WHAT YOU SHOULD DO
Write out the listing below again, precisely as it is given.

RECORDS SHOWN
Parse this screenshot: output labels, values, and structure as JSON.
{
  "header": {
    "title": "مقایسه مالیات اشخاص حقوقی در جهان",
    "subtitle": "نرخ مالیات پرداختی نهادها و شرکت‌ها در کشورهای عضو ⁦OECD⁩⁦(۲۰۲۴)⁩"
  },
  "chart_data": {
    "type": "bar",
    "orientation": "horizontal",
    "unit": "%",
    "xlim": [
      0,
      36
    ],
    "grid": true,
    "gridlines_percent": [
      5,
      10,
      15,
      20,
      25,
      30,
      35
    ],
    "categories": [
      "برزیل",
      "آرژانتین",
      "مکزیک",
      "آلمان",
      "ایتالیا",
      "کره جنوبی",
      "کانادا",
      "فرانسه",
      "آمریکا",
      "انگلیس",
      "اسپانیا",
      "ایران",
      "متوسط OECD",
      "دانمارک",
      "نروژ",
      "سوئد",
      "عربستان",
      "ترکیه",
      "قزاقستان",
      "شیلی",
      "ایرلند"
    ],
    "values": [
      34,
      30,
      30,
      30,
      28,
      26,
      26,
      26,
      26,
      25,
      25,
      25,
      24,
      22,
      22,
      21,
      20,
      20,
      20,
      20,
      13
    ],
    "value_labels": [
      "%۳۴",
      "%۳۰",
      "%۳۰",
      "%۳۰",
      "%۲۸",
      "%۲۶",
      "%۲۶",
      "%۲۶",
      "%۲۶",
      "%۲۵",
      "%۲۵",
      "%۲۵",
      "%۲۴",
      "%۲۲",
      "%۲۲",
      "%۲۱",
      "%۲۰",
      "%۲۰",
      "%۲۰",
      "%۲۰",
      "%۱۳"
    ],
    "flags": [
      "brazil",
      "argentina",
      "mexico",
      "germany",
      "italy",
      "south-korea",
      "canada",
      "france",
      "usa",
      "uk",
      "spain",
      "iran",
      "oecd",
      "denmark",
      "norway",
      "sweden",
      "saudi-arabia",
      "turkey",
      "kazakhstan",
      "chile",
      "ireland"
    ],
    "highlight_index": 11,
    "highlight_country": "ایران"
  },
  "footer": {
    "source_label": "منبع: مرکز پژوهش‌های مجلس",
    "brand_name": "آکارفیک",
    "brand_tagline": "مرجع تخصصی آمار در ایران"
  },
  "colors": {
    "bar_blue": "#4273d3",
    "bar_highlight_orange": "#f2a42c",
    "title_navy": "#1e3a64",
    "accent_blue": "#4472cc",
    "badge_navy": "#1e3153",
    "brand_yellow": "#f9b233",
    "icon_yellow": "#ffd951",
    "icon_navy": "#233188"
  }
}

TASK RESULT
Parse this screenshot: output labels, values, and structure as JSON.
{
  "header": {
    "title": "مقایسه مالیات اشخاص حقوقی در جهان",
    "subtitle": "نرخ مالیات پرداختی نهادها و شرکت‌ها در کشورهای عضو ⁦OECD⁩⁦(۲۰۲۴)⁩"
  },
  "chart_data": {
    "type": "bar",
    "orientation": "horizontal",
    "unit": "%",
    "xlim": [
      0,
      36
    ],
    "grid": true,
    "gridlines_percent": [
      5,
      10,
      15,
      20,
      25,
      30,
      35
    ],
    "categories": [
      "برزیل",
      "آرژانتین",
      "مکزیک",
      "آلمان",
      "ایتالیا",
      "کره جنوبی",
      "کانادا",
      "فرانسه",
      "آمریکا",
      "انگلیس",
      "اسپانیا",
      "ایران",
      "متوسط OECD",
      "دانمارک",
      "نروژ",
      "سوئد",
      "عربستان",
      "ترکیه",
      "قزاقستان",
      "شیلی",
      "ایرلند"
    ],
    "values": [
      34,
      30,
      30,
      30,
      28,
      26,
      26,
      26,
      26,
      25,
      25,
      25,
      24,
      22,
      22,
      21,
      20,
      20,
      20,
      20,
      13
    ],
    "value_labels": [
      "%۳۴",
      "%۳۰",
      "%۳۰",
      "%۳۰",
      "%۲۸",
      "%۲۶",
      "%۲۶",
      "%۲۶",
      "%۲۶",
      "%۲۵",
      "%۲۵",
      "%۲۵",
      "%۲۴",
      "%۲۲",
      "%۲۲",
      "%۲۱",
      "%۲۰",
      "%۲۰",
      "%۲۰",
      "%۲۰",
      "%۱۳"
    ],
    "flags": [
      "brazil",
      "argentina",
      "mexico",
      "germany",
      "italy",
      "south-korea",
      "canada",
      "france",
      "usa",
      "uk",
      "spain",
      "iran",
      "oecd",
      "denmark",
      "norway",
      "sweden",
      "saudi-arabia",
      "turkey",
      "kazakhstan",
      "chile",
      "ireland"
    ],
    "highlight_index": 11,
    "highlight_country": "ایران"
  },
  "footer": {
    "source_label": "منبع: مرکز پژوهش‌های مجلس",
    "brand_name": "آکارفیک",
    "brand_tagline": "مرجع تخصصی آمار در ایران"
  },
  "colors": {
    "bar_blue": "#4273d3",
    "bar_highlight_orange": "#f2a42c",
    "title_navy": "#1e3a64",
    "accent_blue": "#4472cc",
    "badge_navy": "#1e3153",
    "brand_yellow": "#f9b233",
    "icon_yellow": "#ffd951",
    "icon_navy": "#233188"
  }
}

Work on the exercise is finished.